### Task description
Copy all of the material below exactly.

### Collected data
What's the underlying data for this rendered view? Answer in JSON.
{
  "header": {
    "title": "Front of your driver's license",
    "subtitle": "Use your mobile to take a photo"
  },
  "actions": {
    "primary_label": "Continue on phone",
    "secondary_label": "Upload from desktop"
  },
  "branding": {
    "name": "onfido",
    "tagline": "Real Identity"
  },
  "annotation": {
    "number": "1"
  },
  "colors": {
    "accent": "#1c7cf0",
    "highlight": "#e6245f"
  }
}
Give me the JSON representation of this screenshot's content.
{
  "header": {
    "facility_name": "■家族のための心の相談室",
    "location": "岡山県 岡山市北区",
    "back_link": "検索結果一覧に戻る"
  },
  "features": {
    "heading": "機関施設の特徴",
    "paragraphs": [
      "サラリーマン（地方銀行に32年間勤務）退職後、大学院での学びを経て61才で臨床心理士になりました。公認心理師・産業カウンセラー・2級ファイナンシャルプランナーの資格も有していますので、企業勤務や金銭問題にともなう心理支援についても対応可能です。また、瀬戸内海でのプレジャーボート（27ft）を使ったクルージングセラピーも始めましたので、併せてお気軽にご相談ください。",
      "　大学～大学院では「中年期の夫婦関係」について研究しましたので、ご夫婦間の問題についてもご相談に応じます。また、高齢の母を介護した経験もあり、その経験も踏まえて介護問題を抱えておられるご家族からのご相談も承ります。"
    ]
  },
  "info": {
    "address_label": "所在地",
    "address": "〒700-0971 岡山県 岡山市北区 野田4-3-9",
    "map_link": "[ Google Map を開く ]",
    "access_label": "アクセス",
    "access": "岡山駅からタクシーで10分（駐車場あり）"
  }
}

### Finished answer
What's the underlying data for this rendered view? Answer in JSON.
{
  "header": {
    "title": "Front of your driver's license",
    "subtitle": "Use your mobile to take a photo"
  },
  "actions": {
    "primary_label": "Continue on phone",
    "secondary_label": "Upload from desktop"
  },
  "branding": {
    "name": "onfido",
    "tagline": "Real Identity"
  },
  "annotation": {
    "number": "1"
  },
  "colors": {
    "accent": "#1c7cf0",
    "highlight": "#e6245f"
  }
}
Give me the JSON representation of this screenshot's content.
{
  "header": {
    "facility_name": "■家族のための心の相談室",
    "location": "岡山県 岡山市北区",
    "back_link": "検索結果一覧に戻る"
  },
  "features": {
    "heading": "機関施設の特徴",
    "paragraphs": [
      "サラリーマン（地方銀行に32年間勤務）退職後、大学院での学びを経て61才で臨床心理士になりました。公認心理師・産業カウンセラー・2級ファイナンシャルプランナーの資格も有していますので、企業勤務や金銭問題にともなう心理支援についても対応可能です。また、瀬戸内海でのプレジャーボート（27ft）を使ったクルージングセラピーも始めましたので、併せてお気軽にご相談ください。",
      "　大学～大学院では「中年期の夫婦関係」について研究しましたので、ご夫婦間の問題についてもご相談に応じます。また、高齢の母を介護した経験もあり、その経験も踏まえて介護問題を抱えておられるご家族からのご相談も承ります。"
    ]
  },
  "info": {
    "address_label": "所在地",
    "address": "〒700-0971 岡山県 岡山市北区 野田4-3-9",
    "map_link": "[ Google Map を開く ]",
    "access_label": "アクセス",
    "access": "岡山駅からタクシーで10分（駐車場あり）"
  }
}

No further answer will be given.